● **Problem requirements**:
Write out each line word for word. Drop pictures.

※ ※ ※

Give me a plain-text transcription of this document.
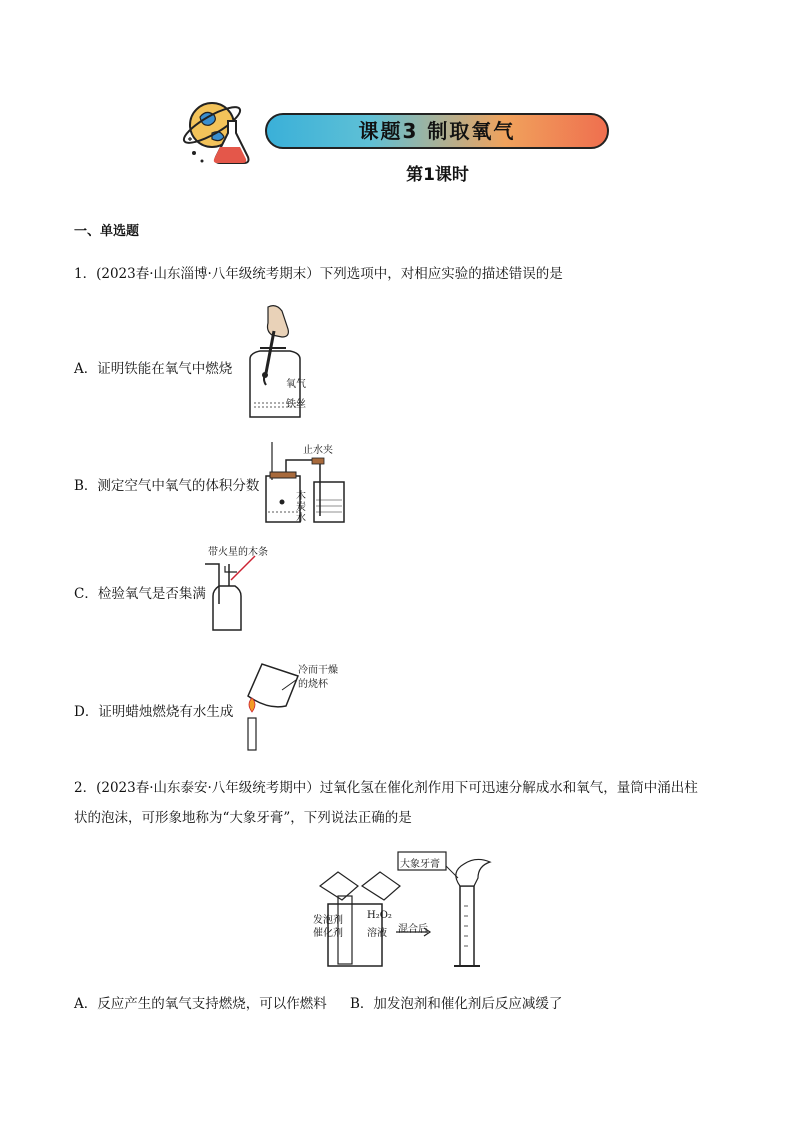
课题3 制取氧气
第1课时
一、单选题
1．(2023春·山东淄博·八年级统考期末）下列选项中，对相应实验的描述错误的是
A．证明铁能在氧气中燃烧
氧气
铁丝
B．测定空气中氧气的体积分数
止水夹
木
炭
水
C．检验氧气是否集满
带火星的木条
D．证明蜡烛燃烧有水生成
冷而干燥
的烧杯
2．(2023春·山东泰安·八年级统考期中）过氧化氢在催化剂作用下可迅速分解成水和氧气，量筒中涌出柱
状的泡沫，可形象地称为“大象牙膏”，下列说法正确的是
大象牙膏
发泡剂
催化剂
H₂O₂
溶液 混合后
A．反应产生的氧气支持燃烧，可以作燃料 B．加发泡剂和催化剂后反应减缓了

※ ※ ※

● **Complete answer**:
Give me a plain-text transcription of this document.
课题3 制取氧气
第1课时
一、单选题
1．(2023春·山东淄博·八年级统考期末）下列选项中，对相应实验的描述错误的是
A．证明铁能在氧气中燃烧
氧气
铁丝
B．测定空气中氧气的体积分数
止水夹
木
炭
水
C．检验氧气是否集满
带火星的木条
D．证明蜡烛燃烧有水生成
冷而干燥
的烧杯
2．(2023春·山东泰安·八年级统考期中）过氧化氢在催化剂作用下可迅速分解成水和氧气，量筒中涌出柱
状的泡沫，可形象地称为“大象牙膏”，下列说法正确的是
大象牙膏
发泡剂
催化剂
H₂O₂
溶液 混合后
A．反应产生的氧气支持燃烧，可以作燃料 B．加发泡剂和催化剂后反应减缓了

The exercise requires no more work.